• Task details: Retype the material word for word.

[Data lines start]

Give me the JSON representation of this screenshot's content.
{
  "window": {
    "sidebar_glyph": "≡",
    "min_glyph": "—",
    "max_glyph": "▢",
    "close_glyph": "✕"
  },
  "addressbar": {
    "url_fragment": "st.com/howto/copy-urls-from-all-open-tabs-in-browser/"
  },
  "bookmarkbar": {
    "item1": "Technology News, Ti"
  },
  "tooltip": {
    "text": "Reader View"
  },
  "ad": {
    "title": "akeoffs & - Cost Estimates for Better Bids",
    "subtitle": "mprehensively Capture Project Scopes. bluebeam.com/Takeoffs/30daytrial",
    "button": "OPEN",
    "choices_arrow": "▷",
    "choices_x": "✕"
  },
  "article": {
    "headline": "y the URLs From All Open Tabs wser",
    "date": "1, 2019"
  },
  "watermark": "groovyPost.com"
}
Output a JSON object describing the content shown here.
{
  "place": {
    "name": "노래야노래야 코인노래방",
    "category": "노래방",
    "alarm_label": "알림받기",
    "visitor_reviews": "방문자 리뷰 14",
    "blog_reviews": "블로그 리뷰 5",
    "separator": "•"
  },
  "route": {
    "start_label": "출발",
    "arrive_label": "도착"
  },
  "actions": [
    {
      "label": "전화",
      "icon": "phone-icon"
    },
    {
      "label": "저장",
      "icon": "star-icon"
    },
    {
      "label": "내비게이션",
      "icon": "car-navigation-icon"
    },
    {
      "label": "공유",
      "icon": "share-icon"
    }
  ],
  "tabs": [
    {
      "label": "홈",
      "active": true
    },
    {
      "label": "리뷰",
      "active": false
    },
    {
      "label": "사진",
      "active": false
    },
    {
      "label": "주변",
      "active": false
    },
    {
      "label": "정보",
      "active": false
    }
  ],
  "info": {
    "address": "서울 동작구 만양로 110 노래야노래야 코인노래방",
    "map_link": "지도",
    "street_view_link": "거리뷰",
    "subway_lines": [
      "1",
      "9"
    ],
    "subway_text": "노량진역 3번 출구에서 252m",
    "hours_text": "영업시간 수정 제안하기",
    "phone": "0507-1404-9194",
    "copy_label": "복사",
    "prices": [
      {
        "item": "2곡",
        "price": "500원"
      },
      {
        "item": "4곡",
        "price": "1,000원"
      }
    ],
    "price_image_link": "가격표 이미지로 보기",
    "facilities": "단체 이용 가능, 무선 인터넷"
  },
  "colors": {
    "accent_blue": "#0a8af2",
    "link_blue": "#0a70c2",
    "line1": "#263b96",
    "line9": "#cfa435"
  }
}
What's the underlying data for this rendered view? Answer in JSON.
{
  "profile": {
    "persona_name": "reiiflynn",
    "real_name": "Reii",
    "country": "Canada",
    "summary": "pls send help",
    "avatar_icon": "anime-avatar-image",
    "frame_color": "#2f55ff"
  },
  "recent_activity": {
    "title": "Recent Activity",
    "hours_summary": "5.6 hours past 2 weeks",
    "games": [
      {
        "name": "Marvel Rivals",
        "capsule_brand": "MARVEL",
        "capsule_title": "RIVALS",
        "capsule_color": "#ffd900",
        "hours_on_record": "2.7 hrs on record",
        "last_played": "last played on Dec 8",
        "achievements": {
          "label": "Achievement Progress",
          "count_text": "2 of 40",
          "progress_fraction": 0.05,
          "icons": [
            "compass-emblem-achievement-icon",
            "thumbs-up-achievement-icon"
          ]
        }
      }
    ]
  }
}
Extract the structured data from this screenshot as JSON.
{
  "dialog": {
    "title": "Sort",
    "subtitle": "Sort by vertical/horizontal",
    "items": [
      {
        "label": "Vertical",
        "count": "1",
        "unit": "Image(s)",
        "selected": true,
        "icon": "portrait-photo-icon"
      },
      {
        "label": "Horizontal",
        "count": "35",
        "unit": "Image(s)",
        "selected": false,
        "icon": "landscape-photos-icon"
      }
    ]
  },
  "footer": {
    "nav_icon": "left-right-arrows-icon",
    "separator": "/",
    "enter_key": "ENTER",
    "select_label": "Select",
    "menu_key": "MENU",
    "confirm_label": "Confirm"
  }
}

[Data lines end]

• Correct response:
Give me the JSON representation of this screenshot's content.
{
  "window": {
    "sidebar_glyph": "≡",
    "min_glyph": "—",
    "max_glyph": "▢",
    "close_glyph": "✕"
  },
  "addressbar": {
    "url_fragment": "st.com/howto/copy-urls-from-all-open-tabs-in-browser/"
  },
  "bookmarkbar": {
    "item1": "Technology News, Ti"
  },
  "tooltip": {
    "text": "Reader View"
  },
  "ad": {
    "title": "akeoffs & - Cost Estimates for Better Bids",
    "subtitle": "mprehensively Capture Project Scopes. bluebeam.com/Takeoffs/30daytrial",
    "button": "OPEN",
    "choices_arrow": "▷",
    "choices_x": "✕"
  },
  "article": {
    "headline": "y the URLs From All Open Tabs wser",
    "date": "1, 2019"
  },
  "watermark": "groovyPost.com"
}
Output a JSON object describing the content shown here.
{
  "place": {
    "name": "노래야노래야 코인노래방",
    "category": "노래방",
    "alarm_label": "알림받기",
    "visitor_reviews": "방문자 리뷰 14",
    "blog_reviews": "블로그 리뷰 5",
    "separator": "•"
  },
  "route": {
    "start_label": "출발",
    "arrive_label": "도착"
  },
  "actions": [
    {
      "label": "전화",
      "icon": "phone-icon"
    },
    {
      "label": "저장",
      "icon": "star-icon"
    },
    {
      "label": "내비게이션",
      "icon": "car-navigation-icon"
    },
    {
      "label": "공유",
      "icon": "share-icon"
    }
  ],
  "tabs": [
    {
      "label": "홈",
      "active": true
    },
    {
      "label": "리뷰",
      "active": false
    },
    {
      "label": "사진",
      "active": false
    },
    {
      "label": "주변",
      "active": false
    },
    {
      "label": "정보",
      "active": false
    }
  ],
  "info": {
    "address": "서울 동작구 만양로 110 노래야노래야 코인노래방",
    "map_link": "지도",
    "street_view_link": "거리뷰",
    "subway_lines": [
      "1",
      "9"
    ],
    "subway_text": "노량진역 3번 출구에서 252m",
    "hours_text": "영업시간 수정 제안하기",
    "phone": "0507-1404-9194",
    "copy_label": "복사",
    "prices": [
      {
        "item": "2곡",
        "price": "500원"
      },
      {
        "item": "4곡",
        "price": "1,000원"
      }
    ],
    "price_image_link": "가격표 이미지로 보기",
    "facilities": "단체 이용 가능, 무선 인터넷"
  },
  "colors": {
    "accent_blue": "#0a8af2",
    "link_blue": "#0a70c2",
    "line1": "#263b96",
    "line9": "#cfa435"
  }
}
What's the underlying data for this rendered view? Answer in JSON.
{
  "profile": {
    "persona_name": "reiiflynn",
    "real_name": "Reii",
    "country": "Canada",
    "summary": "pls send help",
    "avatar_icon": "anime-avatar-image",
    "frame_color": "#2f55ff"
  },
  "recent_activity": {
    "title": "Recent Activity",
    "hours_summary": "5.6 hours past 2 weeks",
    "games": [
      {
        "name": "Marvel Rivals",
        "capsule_brand": "MARVEL",
        "capsule_title": "RIVALS",
        "capsule_color": "#ffd900",
        "hours_on_record": "2.7 hrs on record",
        "last_played": "last played on Dec 8",
        "achievements": {
          "label": "Achievement Progress",
          "count_text": "2 of 40",
          "progress_fraction": 0.05,
          "icons": [
            "compass-emblem-achievement-icon",
            "thumbs-up-achievement-icon"
          ]
        }
      }
    ]
  }
}
Extract the structured data from this screenshot as JSON.
{
  "dialog": {
    "title": "Sort",
    "subtitle": "Sort by vertical/horizontal",
    "items": [
      {
        "label": "Vertical",
        "count": "1",
        "unit": "Image(s)",
        "selected": true,
        "icon": "portrait-photo-icon"
      },
      {
        "label": "Horizontal",
        "count": "35",
        "unit": "Image(s)",
        "selected": false,
        "icon": "landscape-photos-icon"
      }
    ]
  },
  "footer": {
    "nav_icon": "left-right-arrows-icon",
    "separator": "/",
    "enter_key": "ENTER",
    "select_label": "Select",
    "menu_key": "MENU",
    "confirm_label": "Confirm"
  }
}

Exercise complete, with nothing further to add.